Transcribe all the records exactly and omit any images they hold.

Collection entries:
— BEGIN —
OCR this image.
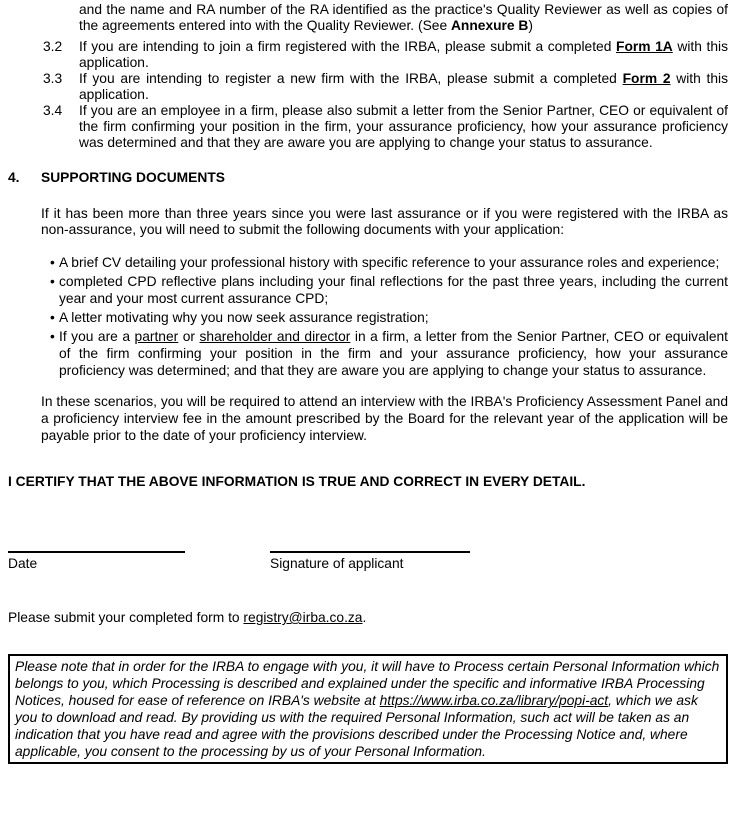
and the name and RA number of the RA identified as the practice's Quality Reviewer as well as copies of the agreements entered into with the Quality Reviewer. (See Annexure B)

3.2	If you are intending to join a firm registered with the IRBA, please submit a completed Form 1A with this application.
3.3	If you are intending to register a new firm with the IRBA, please submit a completed Form 2 with this application.
3.4	If you are an employee in a firm, please also submit a letter from the Senior Partner, CEO or equivalent of the firm confirming your position in the firm, your assurance proficiency, how your assurance proficiency was determined and that they are aware you are applying to change your status to assurance.
4.	SUPPORTING DOCUMENTS

If it has been more than three years since you were last assurance or if you were registered with the IRBA as non-assurance, you will need to submit the following documents with your application:

• A brief CV detailing your professional history with specific reference to your assurance roles and experience;
• completed CPD reflective plans including your final reflections for the past three years, including the current year and your most current assurance CPD;
• A letter motivating why you now seek assurance registration;
• If you are a partner or shareholder and director in a firm, a letter from the Senior Partner, CEO or equivalent of the firm confirming your position in the firm and your assurance proficiency, how your assurance proficiency was determined; and that they are aware you are applying to change your status to assurance.

In these scenarios, you will be required to attend an interview with the IRBA's Proficiency Assessment Panel and a proficiency interview fee in the amount prescribed by the Board for the relevant year of the application will be payable prior to the date of your proficiency interview.

I CERTIFY THAT THE ABOVE INFORMATION IS TRUE AND CORRECT IN EVERY DETAIL.

Date	Signature of applicant

Please submit your completed form to registry@irba.co.za.

Please note that in order for the IRBA to engage with you, it will have to Process certain Personal Information which belongs to you, which Processing is described and explained under the specific and informative IRBA Processing Notices, housed for ease of reference on IRBA's website at https://www.irba.co.za/library/popi-act, which we ask you to download and read. By providing us with the required Personal Information, such act will be taken as an indication that you have read and agree with the provisions described under the Processing Notice and, where applicable, you consent to the processing by us of your Personal Information.
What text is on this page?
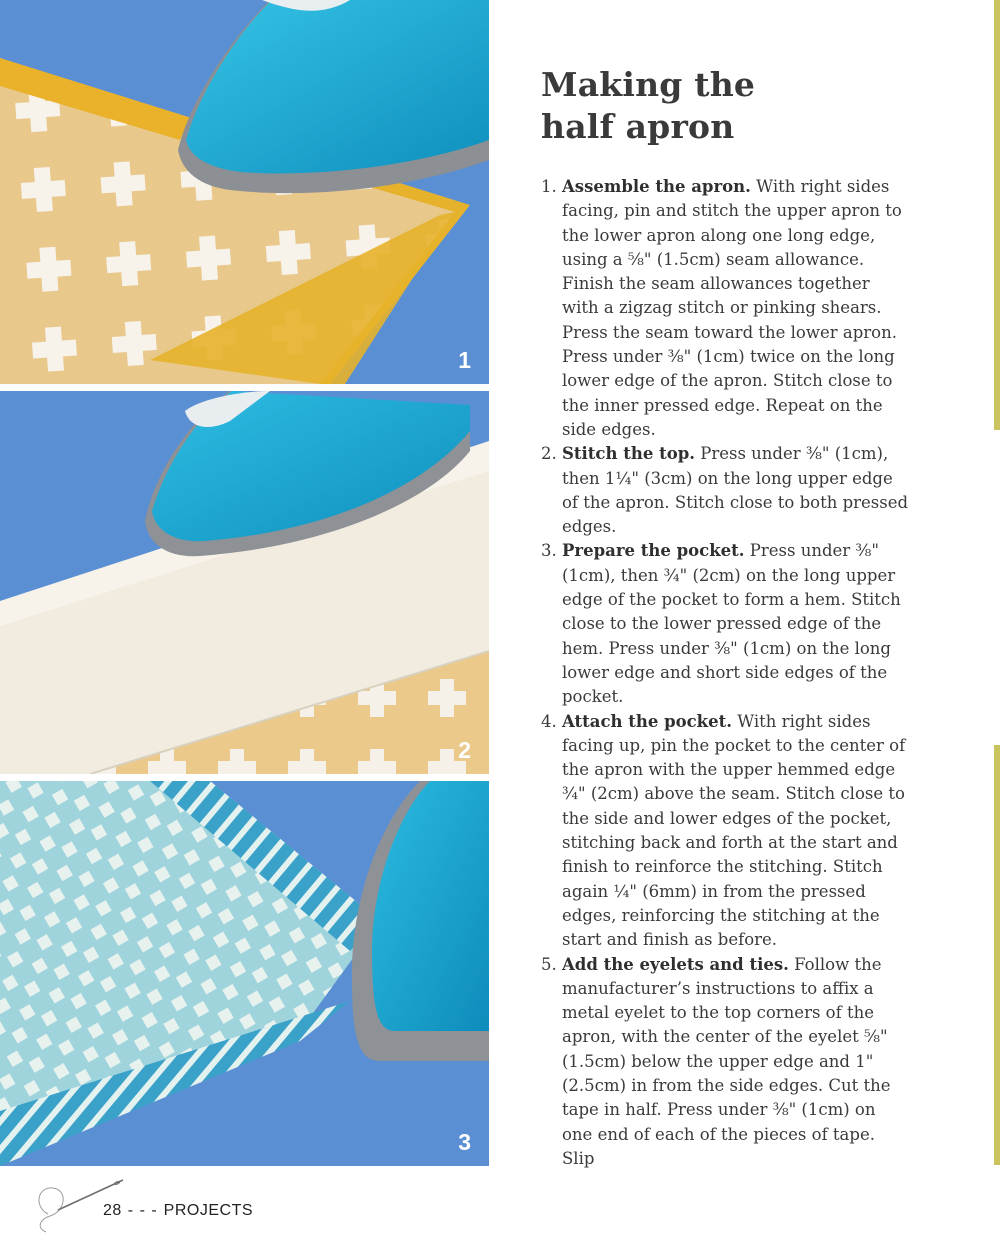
1
2
3
Making the
half apron
1. Assemble the apron. With right sides facing, pin and stitch the upper apron to the lower apron along one long edge, using a ⅝" (1.5cm) seam allowance. Finish the seam allowances together with a zigzag stitch or pinking shears. Press the seam toward the lower apron. Press under ⅜" (1cm) twice on the long lower edge of the apron. Stitch close to the inner pressed edge. Repeat on the side edges.
2. Stitch the top. Press under ⅜" (1cm), then 1¼" (3cm) on the long upper edge of the apron. Stitch close to both pressed edges.
3. Prepare the pocket. Press under ⅜" (1cm), then ¾" (2cm) on the long upper edge of the pocket to form a hem. Stitch close to the lower pressed edge of the hem. Press under ⅜" (1cm) on the long lower edge and short side edges of the pocket.
4. Attach the pocket. With right sides facing up, pin the pocket to the center of the apron with the upper hemmed edge ¾" (2cm) above the seam. Stitch close to the side and lower edges of the pocket, stitching back and forth at the start and finish to reinforce the stitching. Stitch again ¼" (6mm) in from the pressed edges, reinforcing the stitching at the start and finish as before.
5. Add the eyelets and ties. Follow the manufacturer’s instructions to affix a metal eyelet to the top corners of the apron, with the center of the eyelet ⅝" (1.5cm) below the upper edge and 1" (2.5cm) in from the side edges. Cut the tape in half. Press under ⅜" (1cm) on one end of each of the pieces of tape. Slip
28 - - - PROJECTS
— END —
• RESPONSE TO THIS TASK:
OCR this image.
and the name and RA number of the RA identified as the practice's Quality Reviewer as well as copies of the agreements entered into with the Quality Reviewer. (See Annexure B)

3.2	If you are intending to join a firm registered with the IRBA, please submit a completed Form 1A with this application.
3.3	If you are intending to register a new firm with the IRBA, please submit a completed Form 2 with this application.
3.4	If you are an employee in a firm, please also submit a letter from the Senior Partner, CEO or equivalent of the firm confirming your position in the firm, your assurance proficiency, how your assurance proficiency was determined and that they are aware you are applying to change your status to assurance.
4.	SUPPORTING DOCUMENTS

If it has been more than three years since you were last assurance or if you were registered with the IRBA as non-assurance, you will need to submit the following documents with your application:

• A brief CV detailing your professional history with specific reference to your assurance roles and experience;
• completed CPD reflective plans including your final reflections for the past three years, including the current year and your most current assurance CPD;
• A letter motivating why you now seek assurance registration;
• If you are a partner or shareholder and director in a firm, a letter from the Senior Partner, CEO or equivalent of the firm confirming your position in the firm and your assurance proficiency, how your assurance proficiency was determined; and that they are aware you are applying to change your status to assurance.

In these scenarios, you will be required to attend an interview with the IRBA's Proficiency Assessment Panel and a proficiency interview fee in the amount prescribed by the Board for the relevant year of the application will be payable prior to the date of your proficiency interview.

I CERTIFY THAT THE ABOVE INFORMATION IS TRUE AND CORRECT IN EVERY DETAIL.

Date	Signature of applicant

Please submit your completed form to registry@irba.co.za.

Please note that in order for the IRBA to engage with you, it will have to Process certain Personal Information which belongs to you, which Processing is described and explained under the specific and informative IRBA Processing Notices, housed for ease of reference on IRBA's website at https://www.irba.co.za/library/popi-act, which we ask you to download and read. By providing us with the required Personal Information, such act will be taken as an indication that you have read and agree with the provisions described under the Processing Notice and, where applicable, you consent to the processing by us of your Personal Information.
What text is on this page?
1
2
3
Making the
half apron
1. Assemble the apron. With right sides facing, pin and stitch the upper apron to the lower apron along one long edge, using a ⅝" (1.5cm) seam allowance. Finish the seam allowances together with a zigzag stitch or pinking shears. Press the seam toward the lower apron. Press under ⅜" (1cm) twice on the long lower edge of the apron. Stitch close to the inner pressed edge. Repeat on the side edges.
2. Stitch the top. Press under ⅜" (1cm), then 1¼" (3cm) on the long upper edge of the apron. Stitch close to both pressed edges.
3. Prepare the pocket. Press under ⅜" (1cm), then ¾" (2cm) on the long upper edge of the pocket to form a hem. Stitch close to the lower pressed edge of the hem. Press under ⅜" (1cm) on the long lower edge and short side edges of the pocket.
4. Attach the pocket. With right sides facing up, pin the pocket to the center of the apron with the upper hemmed edge ¾" (2cm) above the seam. Stitch close to the side and lower edges of the pocket, stitching back and forth at the start and finish to reinforce the stitching. Stitch again ¼" (6mm) in from the pressed edges, reinforcing the stitching at the start and finish as before.
5. Add the eyelets and ties. Follow the manufacturer’s instructions to affix a metal eyelet to the top corners of the apron, with the center of the eyelet ⅝" (1.5cm) below the upper edge and 1" (2.5cm) in from the side edges. Cut the tape in half. Press under ⅜" (1cm) on one end of each of the pieces of tape. Slip
28 - - - PROJECTS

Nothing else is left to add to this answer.